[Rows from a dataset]
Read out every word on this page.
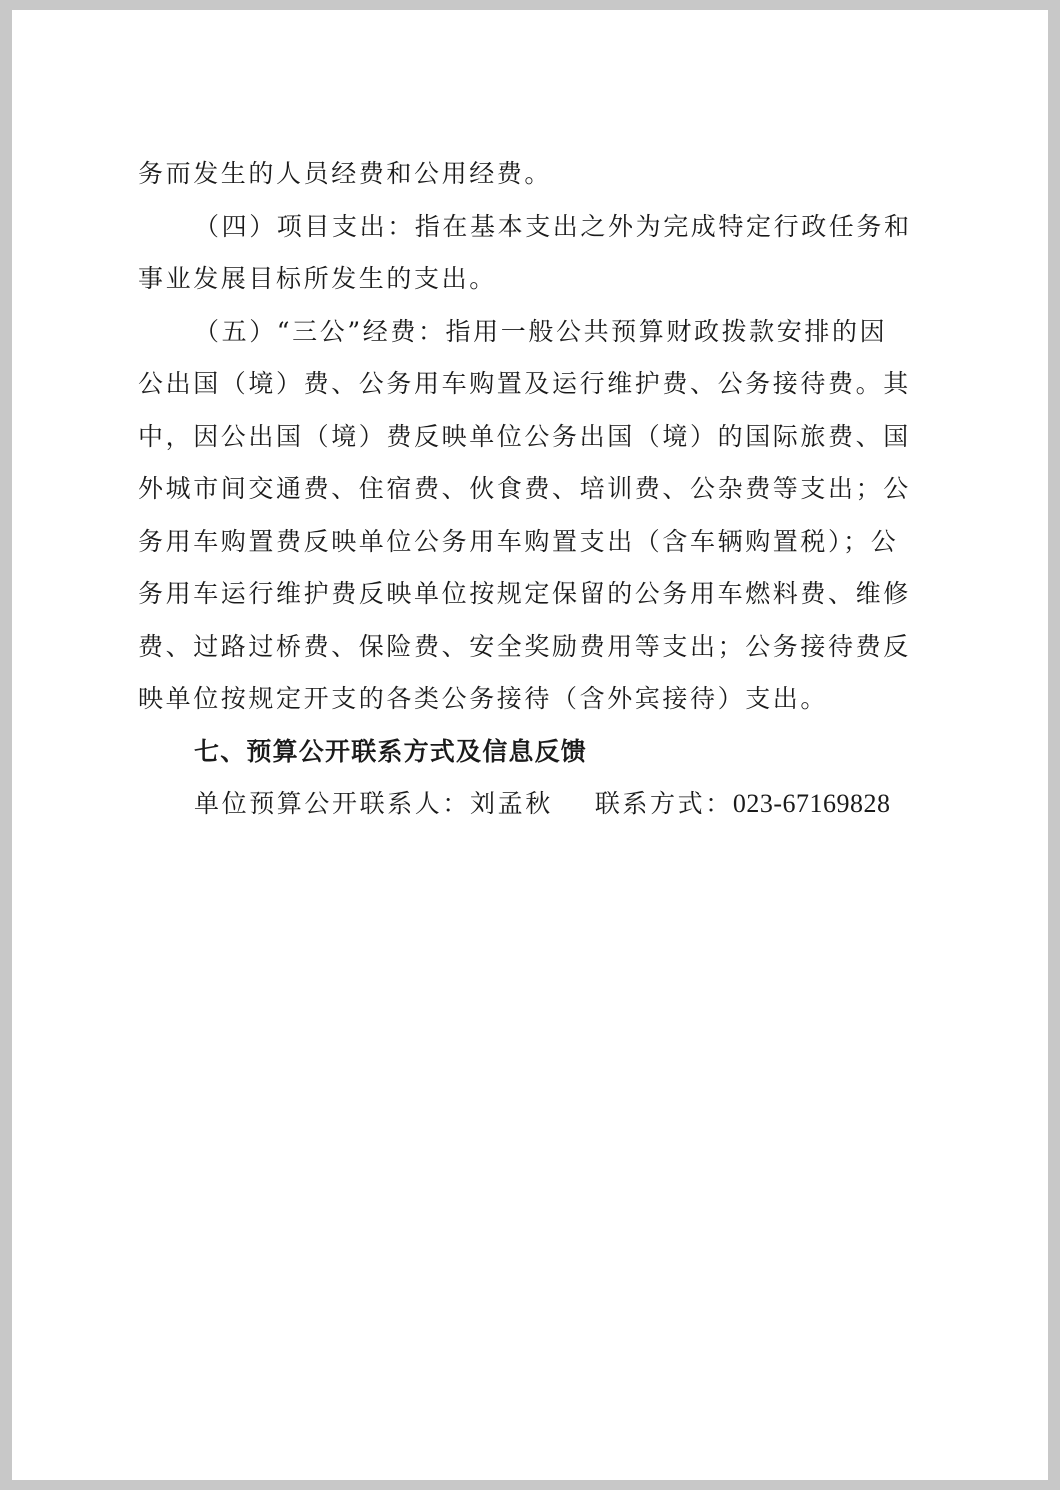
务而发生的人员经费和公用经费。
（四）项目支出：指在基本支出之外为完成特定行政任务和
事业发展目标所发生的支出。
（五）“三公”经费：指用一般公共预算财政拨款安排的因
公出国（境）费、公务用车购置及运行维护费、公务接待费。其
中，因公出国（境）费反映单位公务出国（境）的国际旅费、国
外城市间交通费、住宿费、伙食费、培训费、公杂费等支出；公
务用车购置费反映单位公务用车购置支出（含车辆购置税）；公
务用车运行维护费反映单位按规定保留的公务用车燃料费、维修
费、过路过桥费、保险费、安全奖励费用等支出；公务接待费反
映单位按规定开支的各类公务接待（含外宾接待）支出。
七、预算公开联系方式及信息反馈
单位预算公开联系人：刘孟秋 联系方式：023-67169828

--

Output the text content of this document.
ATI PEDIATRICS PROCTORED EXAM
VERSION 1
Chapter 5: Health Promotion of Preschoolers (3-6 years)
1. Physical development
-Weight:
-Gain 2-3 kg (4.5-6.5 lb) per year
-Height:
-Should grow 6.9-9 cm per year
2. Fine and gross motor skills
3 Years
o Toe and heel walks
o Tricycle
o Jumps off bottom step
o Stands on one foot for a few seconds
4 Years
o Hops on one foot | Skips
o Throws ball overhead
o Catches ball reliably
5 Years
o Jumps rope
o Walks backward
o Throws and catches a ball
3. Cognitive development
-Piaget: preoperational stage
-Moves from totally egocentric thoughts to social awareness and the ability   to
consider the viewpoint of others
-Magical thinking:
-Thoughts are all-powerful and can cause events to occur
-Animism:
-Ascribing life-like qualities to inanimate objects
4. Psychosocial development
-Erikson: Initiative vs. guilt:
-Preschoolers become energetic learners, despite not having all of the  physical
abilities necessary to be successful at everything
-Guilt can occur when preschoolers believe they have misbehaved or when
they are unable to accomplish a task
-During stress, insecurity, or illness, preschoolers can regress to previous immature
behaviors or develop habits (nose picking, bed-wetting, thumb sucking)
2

...

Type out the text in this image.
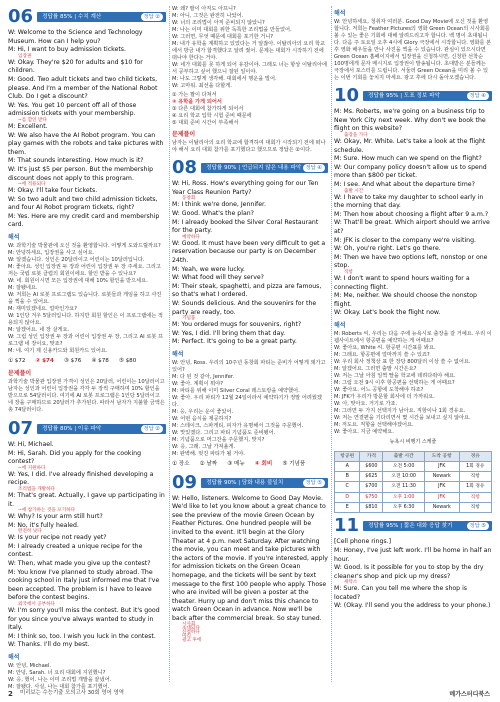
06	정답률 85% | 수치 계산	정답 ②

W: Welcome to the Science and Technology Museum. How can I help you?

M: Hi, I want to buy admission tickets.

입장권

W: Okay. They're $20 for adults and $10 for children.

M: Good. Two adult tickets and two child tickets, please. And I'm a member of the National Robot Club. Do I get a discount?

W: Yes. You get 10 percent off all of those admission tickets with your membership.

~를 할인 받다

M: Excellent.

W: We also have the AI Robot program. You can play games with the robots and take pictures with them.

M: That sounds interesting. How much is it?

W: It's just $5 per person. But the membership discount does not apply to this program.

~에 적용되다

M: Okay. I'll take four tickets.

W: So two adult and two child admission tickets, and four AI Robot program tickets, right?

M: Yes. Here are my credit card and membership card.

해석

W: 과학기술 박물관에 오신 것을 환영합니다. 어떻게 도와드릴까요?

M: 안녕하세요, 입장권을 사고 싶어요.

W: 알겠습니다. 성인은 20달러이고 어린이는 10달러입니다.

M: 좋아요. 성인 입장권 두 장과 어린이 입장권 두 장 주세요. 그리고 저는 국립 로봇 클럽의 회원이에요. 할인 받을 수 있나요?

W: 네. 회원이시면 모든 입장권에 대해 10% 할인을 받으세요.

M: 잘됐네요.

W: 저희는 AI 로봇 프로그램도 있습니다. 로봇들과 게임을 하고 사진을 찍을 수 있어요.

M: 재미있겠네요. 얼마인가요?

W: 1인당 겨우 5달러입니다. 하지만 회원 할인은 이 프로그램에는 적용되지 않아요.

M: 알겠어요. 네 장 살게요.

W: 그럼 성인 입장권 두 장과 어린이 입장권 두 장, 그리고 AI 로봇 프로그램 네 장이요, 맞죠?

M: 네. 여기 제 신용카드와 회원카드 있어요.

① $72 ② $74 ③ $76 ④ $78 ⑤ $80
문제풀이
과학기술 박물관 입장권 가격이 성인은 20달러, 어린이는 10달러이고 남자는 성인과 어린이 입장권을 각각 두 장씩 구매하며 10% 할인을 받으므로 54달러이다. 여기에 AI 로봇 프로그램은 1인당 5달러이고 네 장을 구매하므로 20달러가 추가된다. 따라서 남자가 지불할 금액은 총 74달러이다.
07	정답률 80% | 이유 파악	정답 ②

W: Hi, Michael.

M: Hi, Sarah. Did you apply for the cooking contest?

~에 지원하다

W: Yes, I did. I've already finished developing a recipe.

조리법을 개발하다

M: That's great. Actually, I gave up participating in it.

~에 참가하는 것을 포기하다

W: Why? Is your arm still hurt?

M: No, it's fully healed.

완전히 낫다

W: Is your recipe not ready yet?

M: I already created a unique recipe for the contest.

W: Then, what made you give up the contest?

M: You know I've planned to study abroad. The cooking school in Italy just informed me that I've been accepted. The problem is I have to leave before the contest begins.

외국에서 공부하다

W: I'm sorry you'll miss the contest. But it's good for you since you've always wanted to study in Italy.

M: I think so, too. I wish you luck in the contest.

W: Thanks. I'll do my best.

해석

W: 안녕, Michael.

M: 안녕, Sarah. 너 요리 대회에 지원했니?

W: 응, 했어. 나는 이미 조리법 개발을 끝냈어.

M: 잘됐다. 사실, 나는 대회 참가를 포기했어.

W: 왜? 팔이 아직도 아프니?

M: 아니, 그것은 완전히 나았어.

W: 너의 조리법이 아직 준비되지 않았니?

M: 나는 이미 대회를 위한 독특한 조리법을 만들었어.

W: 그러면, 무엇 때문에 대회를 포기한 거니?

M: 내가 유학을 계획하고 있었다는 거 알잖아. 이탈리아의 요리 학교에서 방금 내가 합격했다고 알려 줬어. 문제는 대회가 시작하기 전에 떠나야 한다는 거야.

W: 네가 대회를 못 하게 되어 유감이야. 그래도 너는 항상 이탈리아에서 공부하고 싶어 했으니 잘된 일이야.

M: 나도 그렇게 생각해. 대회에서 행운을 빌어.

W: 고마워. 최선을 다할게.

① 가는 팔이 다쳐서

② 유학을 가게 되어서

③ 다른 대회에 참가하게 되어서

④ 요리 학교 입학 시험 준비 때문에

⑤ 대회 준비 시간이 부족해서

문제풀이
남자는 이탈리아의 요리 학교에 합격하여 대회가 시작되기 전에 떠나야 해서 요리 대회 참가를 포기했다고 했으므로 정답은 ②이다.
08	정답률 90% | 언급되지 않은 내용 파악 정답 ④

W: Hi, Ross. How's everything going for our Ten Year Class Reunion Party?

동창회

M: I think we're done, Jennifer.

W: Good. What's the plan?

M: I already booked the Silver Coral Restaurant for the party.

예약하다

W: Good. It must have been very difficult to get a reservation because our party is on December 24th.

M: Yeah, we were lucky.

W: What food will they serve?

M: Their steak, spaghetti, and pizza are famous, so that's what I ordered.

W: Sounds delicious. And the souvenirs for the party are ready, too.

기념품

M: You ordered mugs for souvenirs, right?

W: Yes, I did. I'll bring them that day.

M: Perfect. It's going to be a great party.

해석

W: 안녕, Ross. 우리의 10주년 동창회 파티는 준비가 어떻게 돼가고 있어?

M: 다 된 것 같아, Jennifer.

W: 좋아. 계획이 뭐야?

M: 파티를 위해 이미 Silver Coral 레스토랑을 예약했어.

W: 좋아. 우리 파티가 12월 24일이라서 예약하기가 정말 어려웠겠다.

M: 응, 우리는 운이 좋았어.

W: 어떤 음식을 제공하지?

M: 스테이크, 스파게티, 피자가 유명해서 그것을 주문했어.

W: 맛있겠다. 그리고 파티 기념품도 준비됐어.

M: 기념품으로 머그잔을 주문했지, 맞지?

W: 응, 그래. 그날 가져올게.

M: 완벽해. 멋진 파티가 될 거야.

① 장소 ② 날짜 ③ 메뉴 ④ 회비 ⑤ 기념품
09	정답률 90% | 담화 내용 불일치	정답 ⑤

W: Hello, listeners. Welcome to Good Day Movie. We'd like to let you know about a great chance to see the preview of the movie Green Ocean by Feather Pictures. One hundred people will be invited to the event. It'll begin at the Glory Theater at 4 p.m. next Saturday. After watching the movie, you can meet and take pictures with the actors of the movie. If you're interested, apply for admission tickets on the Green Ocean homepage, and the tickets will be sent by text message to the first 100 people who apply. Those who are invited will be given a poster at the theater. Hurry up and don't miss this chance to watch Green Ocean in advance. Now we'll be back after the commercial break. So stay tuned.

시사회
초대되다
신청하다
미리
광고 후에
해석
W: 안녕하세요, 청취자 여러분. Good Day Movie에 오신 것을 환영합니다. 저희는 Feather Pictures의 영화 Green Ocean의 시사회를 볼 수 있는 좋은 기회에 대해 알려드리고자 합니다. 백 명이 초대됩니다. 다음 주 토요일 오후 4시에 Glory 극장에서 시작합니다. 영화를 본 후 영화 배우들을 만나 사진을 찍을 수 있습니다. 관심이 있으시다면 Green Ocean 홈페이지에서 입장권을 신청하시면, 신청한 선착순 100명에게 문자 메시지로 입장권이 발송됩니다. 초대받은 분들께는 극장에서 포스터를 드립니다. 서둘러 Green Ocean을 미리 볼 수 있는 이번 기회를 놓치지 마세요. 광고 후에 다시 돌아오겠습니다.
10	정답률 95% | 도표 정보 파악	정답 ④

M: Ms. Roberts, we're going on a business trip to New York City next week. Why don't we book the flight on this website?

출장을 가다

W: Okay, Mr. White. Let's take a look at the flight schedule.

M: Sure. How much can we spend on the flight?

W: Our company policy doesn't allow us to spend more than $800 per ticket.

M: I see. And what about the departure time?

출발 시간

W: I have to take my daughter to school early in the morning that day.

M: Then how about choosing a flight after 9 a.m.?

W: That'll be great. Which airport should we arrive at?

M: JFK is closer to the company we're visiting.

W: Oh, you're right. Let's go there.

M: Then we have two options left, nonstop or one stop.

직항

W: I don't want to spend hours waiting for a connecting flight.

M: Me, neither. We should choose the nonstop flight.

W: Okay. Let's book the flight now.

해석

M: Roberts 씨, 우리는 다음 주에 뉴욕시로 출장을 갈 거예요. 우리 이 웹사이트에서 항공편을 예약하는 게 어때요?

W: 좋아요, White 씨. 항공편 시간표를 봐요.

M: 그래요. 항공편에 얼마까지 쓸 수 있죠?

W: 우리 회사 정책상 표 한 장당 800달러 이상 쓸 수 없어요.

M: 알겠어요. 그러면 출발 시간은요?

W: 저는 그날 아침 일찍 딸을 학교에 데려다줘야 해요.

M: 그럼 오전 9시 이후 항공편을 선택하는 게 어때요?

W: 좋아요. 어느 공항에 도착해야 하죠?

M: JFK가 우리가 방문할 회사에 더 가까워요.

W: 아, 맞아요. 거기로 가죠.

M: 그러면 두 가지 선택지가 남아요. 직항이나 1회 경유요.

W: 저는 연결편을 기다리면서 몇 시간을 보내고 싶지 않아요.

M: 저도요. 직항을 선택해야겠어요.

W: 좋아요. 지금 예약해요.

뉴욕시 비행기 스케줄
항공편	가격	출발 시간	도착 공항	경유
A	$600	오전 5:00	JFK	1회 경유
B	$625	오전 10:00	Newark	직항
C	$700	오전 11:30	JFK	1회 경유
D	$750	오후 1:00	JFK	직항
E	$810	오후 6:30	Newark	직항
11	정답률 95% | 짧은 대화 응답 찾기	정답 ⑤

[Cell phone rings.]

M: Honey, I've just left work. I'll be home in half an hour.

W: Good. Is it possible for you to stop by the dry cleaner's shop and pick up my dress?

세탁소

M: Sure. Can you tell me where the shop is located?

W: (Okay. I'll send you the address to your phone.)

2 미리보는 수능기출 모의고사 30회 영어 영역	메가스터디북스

● What you need to do: Wherever "study" shows up in a line, copy that line.

● Problem solution:
M: You know I've planned to study abroad. The cooking school in Italy just informed me that I've been accepted. The problem is I have to leave before the contest begins.
W: I'm sorry you'll miss the contest. But it's good for you since you've always wanted to study in Italy.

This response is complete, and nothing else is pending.